-- Instructions to follow --
Find every line with the word "Title". Copy those lines.
* Start Listed records *
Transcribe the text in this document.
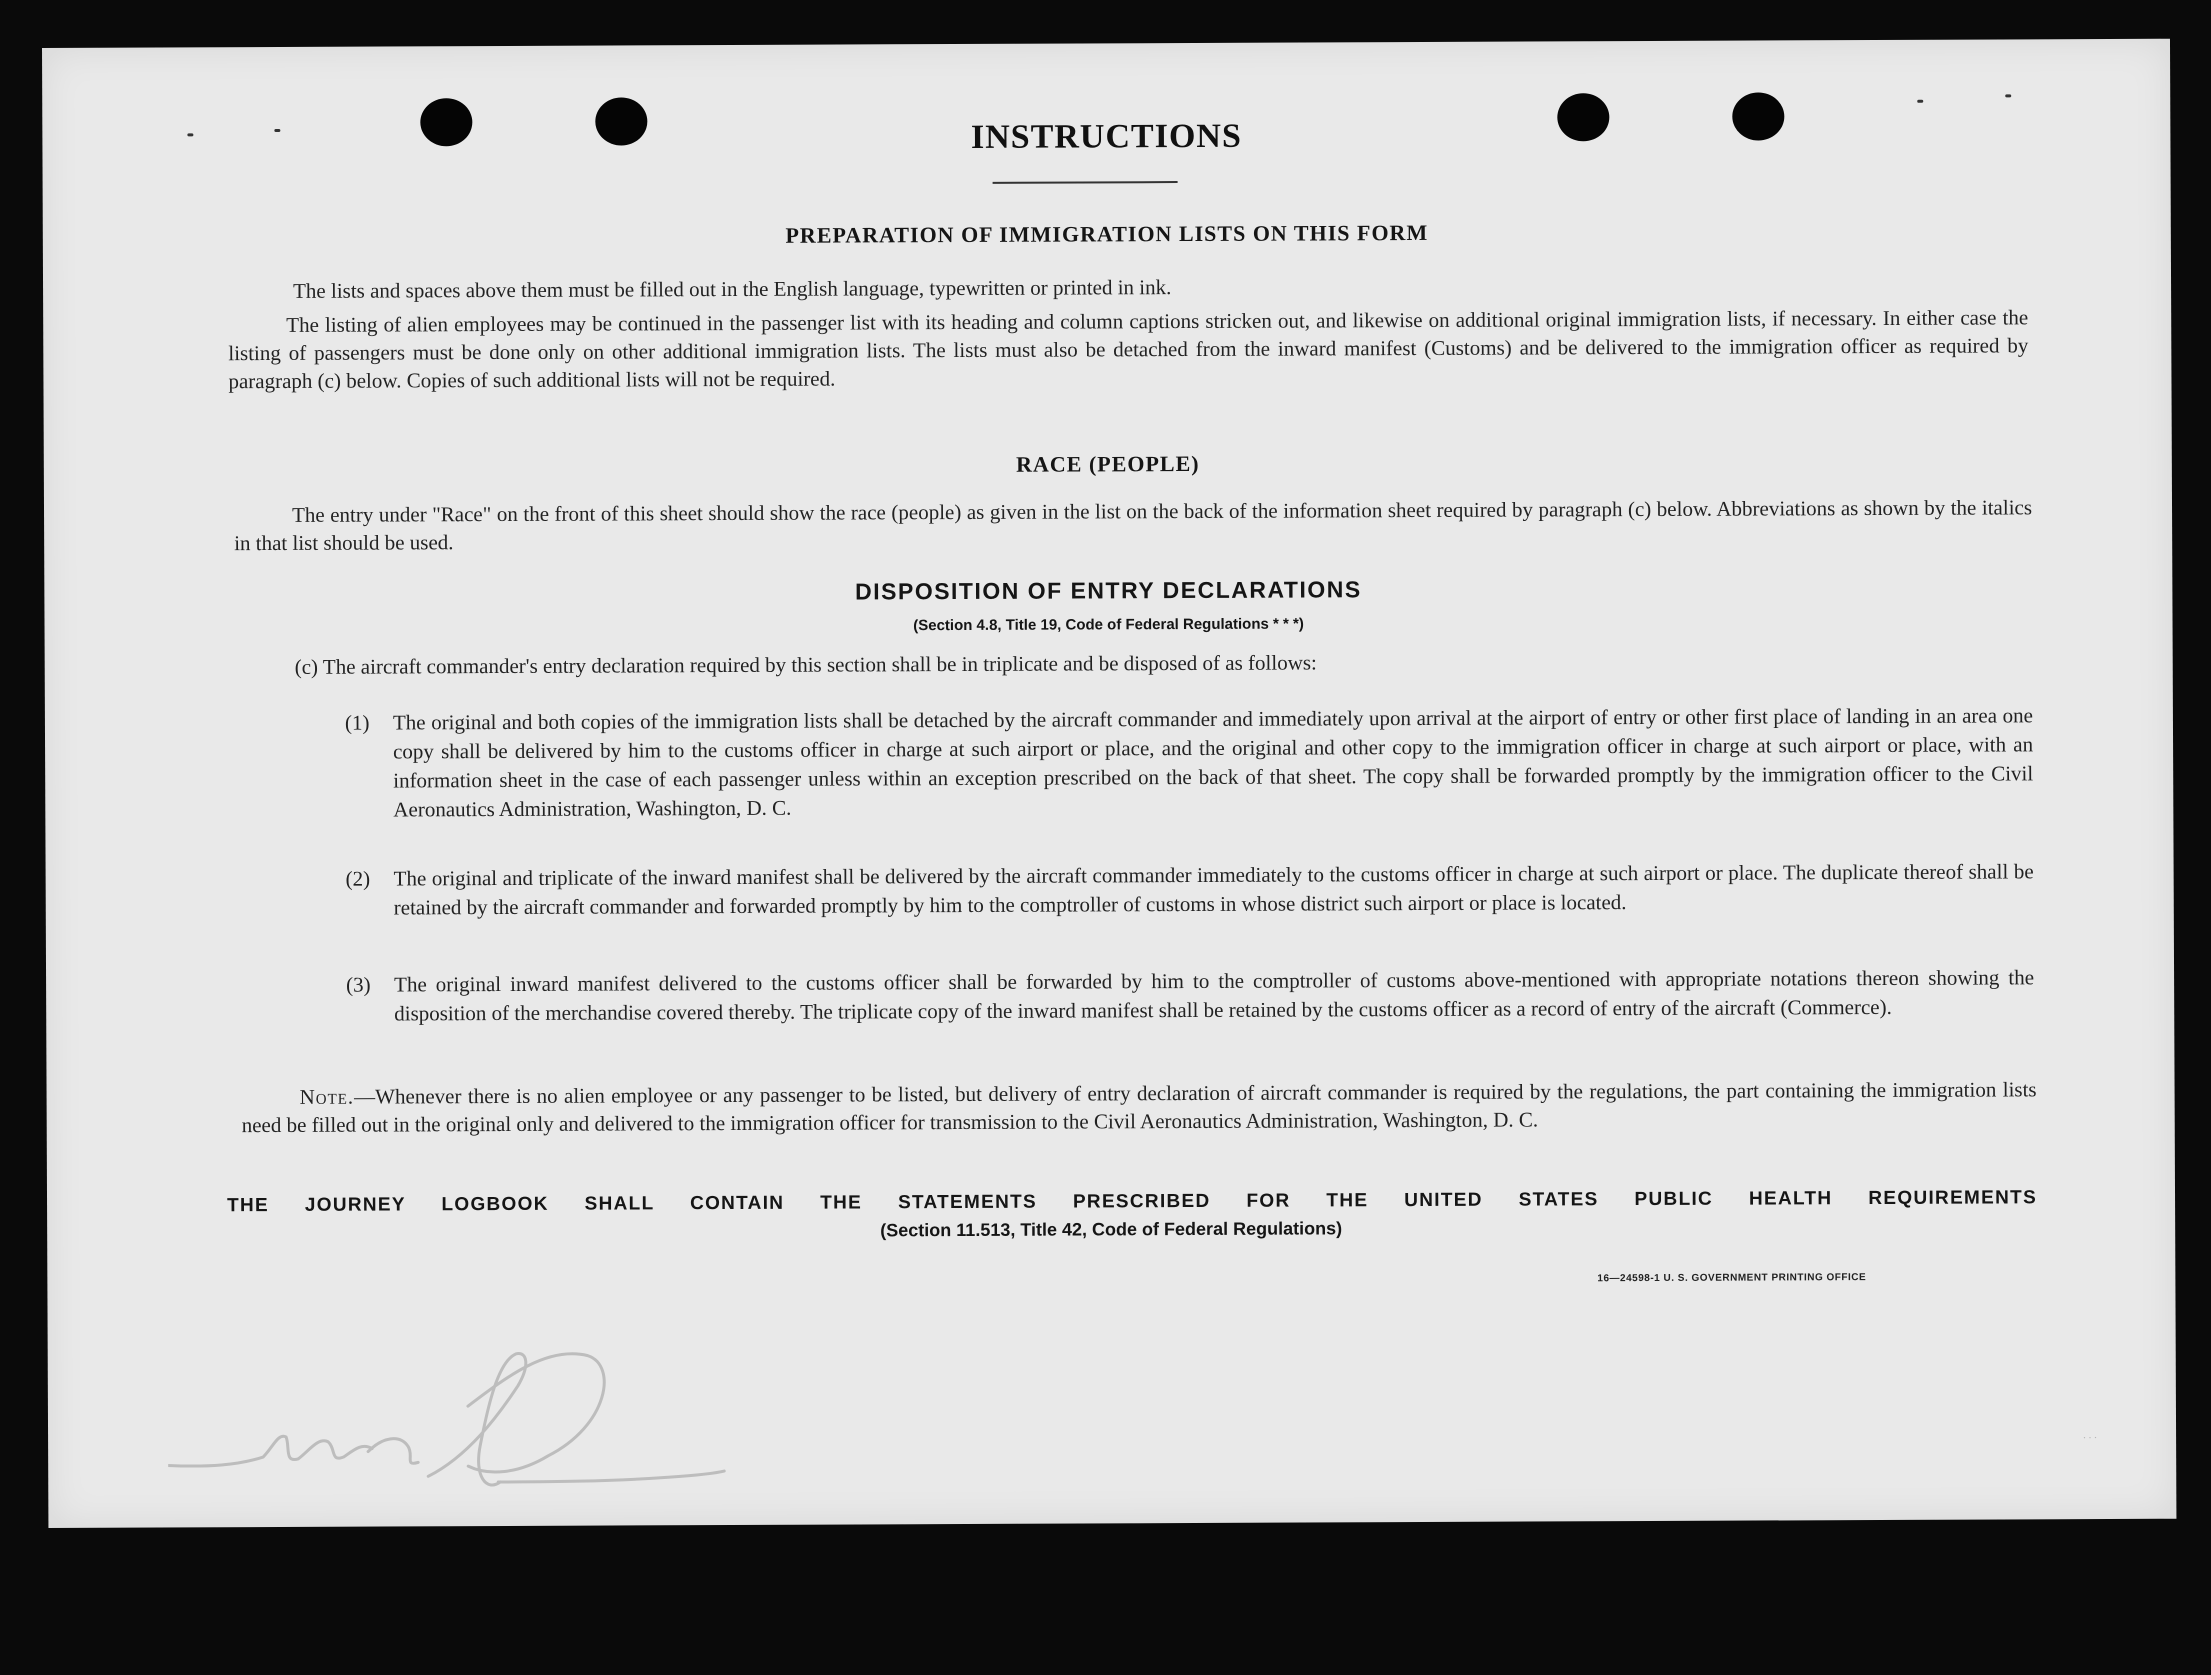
INSTRUCTIONS
PREPARATION OF IMMIGRATION LISTS ON THIS FORM
The lists and spaces above them must be filled out in the English language, typewritten or printed in ink.
The listing of alien employees may be continued in the passenger list with its heading and column captions stricken out, and likewise on additional original immigration lists, if necessary. In either case the listing of passengers must be done only on other additional immigration lists. The lists must also be detached from the inward manifest (Customs) and be delivered to the immigration officer as required by paragraph (c) below. Copies of such additional lists will not be required.
RACE (PEOPLE)
The entry under "Race" on the front of this sheet should show the race (people) as given in the list on the back of the information sheet required by paragraph (c) below. Abbreviations as shown by the italics in that list should be used.
DISPOSITION OF ENTRY DECLARATIONS
(Section 4.8, Title 19, Code of Federal Regulations * * *)
(c) The aircraft commander's entry declaration required by this section shall be in triplicate and be disposed of as follows:
(1) The original and both copies of the immigration lists shall be detached by the aircraft commander and immediately upon arrival at the airport of entry or other first place of landing in an area one copy shall be delivered by him to the customs officer in charge at such airport or place, and the original and other copy to the immigration officer in charge at such airport or place, with an information sheet in the case of each passenger unless within an exception prescribed on the back of that sheet. The copy shall be forwarded promptly by the immigration officer to the Civil Aeronautics Administration, Washington, D. C.
(2) The original and triplicate of the inward manifest shall be delivered by the aircraft commander immediately to the customs officer in charge at such airport or place. The duplicate thereof shall be retained by the aircraft commander and forwarded promptly by him to the comptroller of customs in whose district such airport or place is located.
(3) The original inward manifest delivered to the customs officer shall be forwarded by him to the comptroller of customs above-mentioned with appropriate notations thereon showing the disposition of the merchandise covered thereby. The triplicate copy of the inward manifest shall be retained by the customs officer as a record of entry of the aircraft (Commerce).
Note.—Whenever there is no alien employee or any passenger to be listed, but delivery of entry declaration of aircraft commander is required by the regulations, the part containing the immigration lists need be filled out in the original only and delivered to the immigration officer for transmission to the Civil Aeronautics Administration, Washington, D. C.
THE JOURNEY LOGBOOK SHALL CONTAIN THE STATEMENTS PRESCRIBED FOR THE UNITED STATES PUBLIC HEALTH REQUIREMENTS
(Section 11.513, Title 42, Code of Federal Regulations)
16—24598-1 U. S. GOVERNMENT PRINTING OFFICE
. . .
* End Listed records *
-- The solution --
(Section 4.8, Title 19, Code of Federal Regulations * * *)
(Section 11.513, Title 42, Code of Federal Regulations)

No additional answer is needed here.